Stated goal: Copy out every line of the records below verbatim, with no change to any character.

## START Data records

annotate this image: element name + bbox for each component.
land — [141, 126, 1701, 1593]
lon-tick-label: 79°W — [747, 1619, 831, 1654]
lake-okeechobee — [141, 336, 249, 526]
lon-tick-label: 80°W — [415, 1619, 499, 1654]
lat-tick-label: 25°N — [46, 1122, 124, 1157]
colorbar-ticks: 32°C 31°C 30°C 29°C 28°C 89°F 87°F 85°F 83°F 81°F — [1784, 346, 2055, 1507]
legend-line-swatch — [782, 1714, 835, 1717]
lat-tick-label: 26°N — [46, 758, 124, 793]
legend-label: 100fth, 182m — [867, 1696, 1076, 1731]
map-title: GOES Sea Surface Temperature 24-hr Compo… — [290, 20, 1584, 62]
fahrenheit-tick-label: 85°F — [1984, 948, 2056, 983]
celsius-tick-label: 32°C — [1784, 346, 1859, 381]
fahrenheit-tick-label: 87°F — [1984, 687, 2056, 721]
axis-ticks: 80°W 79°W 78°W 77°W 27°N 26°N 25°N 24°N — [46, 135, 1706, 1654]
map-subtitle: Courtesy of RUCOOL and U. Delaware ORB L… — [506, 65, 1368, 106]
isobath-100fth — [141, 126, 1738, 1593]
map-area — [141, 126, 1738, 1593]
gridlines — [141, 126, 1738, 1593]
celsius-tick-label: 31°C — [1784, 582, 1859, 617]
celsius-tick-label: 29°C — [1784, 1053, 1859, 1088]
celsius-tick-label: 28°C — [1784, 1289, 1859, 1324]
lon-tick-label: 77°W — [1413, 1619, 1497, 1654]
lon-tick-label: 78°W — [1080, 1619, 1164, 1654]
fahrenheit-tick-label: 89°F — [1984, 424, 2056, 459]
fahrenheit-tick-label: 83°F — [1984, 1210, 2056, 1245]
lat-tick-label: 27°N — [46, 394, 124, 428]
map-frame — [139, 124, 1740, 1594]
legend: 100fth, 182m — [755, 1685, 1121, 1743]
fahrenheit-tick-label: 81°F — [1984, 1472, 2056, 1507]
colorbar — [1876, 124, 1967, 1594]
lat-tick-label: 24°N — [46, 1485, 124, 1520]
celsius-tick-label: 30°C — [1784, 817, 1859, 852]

## END Data records

Right answer:
annotate this image: element name + bbox for each component.
land — [141, 126, 1701, 1593]
lon-tick-label: 79°W — [747, 1619, 831, 1654]
lake-okeechobee — [141, 336, 249, 526]
lon-tick-label: 80°W — [415, 1619, 499, 1654]
lat-tick-label: 25°N — [46, 1122, 124, 1157]
colorbar-ticks: 32°C 31°C 30°C 29°C 28°C 89°F 87°F 85°F 83°F 81°F — [1784, 346, 2055, 1507]
legend-line-swatch — [782, 1714, 835, 1717]
lat-tick-label: 26°N — [46, 758, 124, 793]
legend-label: 100fth, 182m — [867, 1696, 1076, 1731]
map-title: GOES Sea Surface Temperature 24-hr Compo… — [290, 20, 1584, 62]
fahrenheit-tick-label: 85°F — [1984, 948, 2056, 983]
celsius-tick-label: 32°C — [1784, 346, 1859, 381]
fahrenheit-tick-label: 87°F — [1984, 687, 2056, 721]
axis-ticks: 80°W 79°W 78°W 77°W 27°N 26°N 25°N 24°N — [46, 135, 1706, 1654]
map-subtitle: Courtesy of RUCOOL and U. Delaware ORB L… — [506, 65, 1368, 106]
isobath-100fth — [141, 126, 1738, 1593]
map-area — [141, 126, 1738, 1593]
gridlines — [141, 126, 1738, 1593]
celsius-tick-label: 31°C — [1784, 582, 1859, 617]
celsius-tick-label: 29°C — [1784, 1053, 1859, 1088]
celsius-tick-label: 28°C — [1784, 1289, 1859, 1324]
lon-tick-label: 77°W — [1413, 1619, 1497, 1654]
lon-tick-label: 78°W — [1080, 1619, 1164, 1654]
fahrenheit-tick-label: 89°F — [1984, 424, 2056, 459]
fahrenheit-tick-label: 83°F — [1984, 1210, 2056, 1245]
lat-tick-label: 27°N — [46, 394, 124, 428]
map-frame — [139, 124, 1740, 1594]
legend: 100fth, 182m — [755, 1685, 1121, 1743]
fahrenheit-tick-label: 81°F — [1984, 1472, 2056, 1507]
colorbar — [1876, 124, 1967, 1594]
lat-tick-label: 24°N — [46, 1485, 124, 1520]
celsius-tick-label: 30°C — [1784, 817, 1859, 852]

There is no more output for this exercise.